→ Instructions for the task
Of all the lines here, how many include the string "nadipiscing"? Answer with the number only.

** Begin Records for this task **

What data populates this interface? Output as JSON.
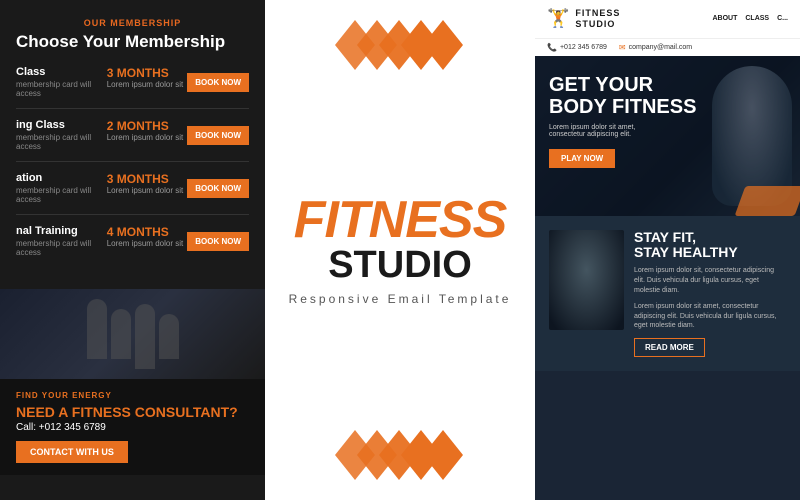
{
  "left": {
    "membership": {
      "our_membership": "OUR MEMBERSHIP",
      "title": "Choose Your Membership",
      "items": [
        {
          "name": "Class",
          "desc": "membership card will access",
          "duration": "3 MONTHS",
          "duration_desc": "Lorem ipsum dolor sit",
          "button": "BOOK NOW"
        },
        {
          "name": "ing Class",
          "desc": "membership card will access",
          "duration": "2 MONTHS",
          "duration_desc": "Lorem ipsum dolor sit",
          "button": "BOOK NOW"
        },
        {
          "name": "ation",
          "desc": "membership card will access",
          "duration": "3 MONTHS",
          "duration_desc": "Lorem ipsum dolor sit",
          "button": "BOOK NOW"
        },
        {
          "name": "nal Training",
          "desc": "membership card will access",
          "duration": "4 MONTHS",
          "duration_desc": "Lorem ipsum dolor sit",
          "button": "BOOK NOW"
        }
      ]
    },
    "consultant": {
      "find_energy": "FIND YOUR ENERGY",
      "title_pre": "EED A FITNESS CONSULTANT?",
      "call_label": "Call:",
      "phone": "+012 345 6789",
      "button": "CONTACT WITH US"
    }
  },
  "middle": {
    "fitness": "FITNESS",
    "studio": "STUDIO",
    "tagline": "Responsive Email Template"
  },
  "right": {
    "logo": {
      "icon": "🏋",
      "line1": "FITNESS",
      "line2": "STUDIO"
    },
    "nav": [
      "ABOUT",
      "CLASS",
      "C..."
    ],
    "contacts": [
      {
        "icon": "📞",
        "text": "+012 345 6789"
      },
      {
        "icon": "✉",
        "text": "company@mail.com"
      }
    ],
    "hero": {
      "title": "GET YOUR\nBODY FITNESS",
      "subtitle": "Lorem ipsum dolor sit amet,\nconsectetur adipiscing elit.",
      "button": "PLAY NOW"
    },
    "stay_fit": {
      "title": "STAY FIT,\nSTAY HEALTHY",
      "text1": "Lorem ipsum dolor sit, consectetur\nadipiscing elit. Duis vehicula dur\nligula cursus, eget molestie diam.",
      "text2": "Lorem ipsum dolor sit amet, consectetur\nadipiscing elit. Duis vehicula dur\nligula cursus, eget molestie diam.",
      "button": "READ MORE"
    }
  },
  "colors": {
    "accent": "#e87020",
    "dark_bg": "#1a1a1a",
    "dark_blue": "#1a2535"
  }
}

** End Records for this task **
** Begin Records for this task **

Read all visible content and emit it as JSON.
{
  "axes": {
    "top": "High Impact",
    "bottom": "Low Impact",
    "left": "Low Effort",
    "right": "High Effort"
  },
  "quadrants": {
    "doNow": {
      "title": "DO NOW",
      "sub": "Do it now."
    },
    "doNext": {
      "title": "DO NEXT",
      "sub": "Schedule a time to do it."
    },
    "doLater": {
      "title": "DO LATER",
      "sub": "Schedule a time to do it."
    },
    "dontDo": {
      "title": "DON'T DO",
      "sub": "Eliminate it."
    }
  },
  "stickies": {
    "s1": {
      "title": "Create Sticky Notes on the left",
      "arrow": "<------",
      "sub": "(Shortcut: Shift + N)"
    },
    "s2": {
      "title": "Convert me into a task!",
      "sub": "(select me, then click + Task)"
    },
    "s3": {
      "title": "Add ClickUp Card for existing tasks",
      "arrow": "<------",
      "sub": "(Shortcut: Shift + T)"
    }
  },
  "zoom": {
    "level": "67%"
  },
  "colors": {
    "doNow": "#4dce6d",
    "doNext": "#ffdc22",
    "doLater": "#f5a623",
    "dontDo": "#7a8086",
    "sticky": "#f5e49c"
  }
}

** End Records for this task **

→ Answer to the task
2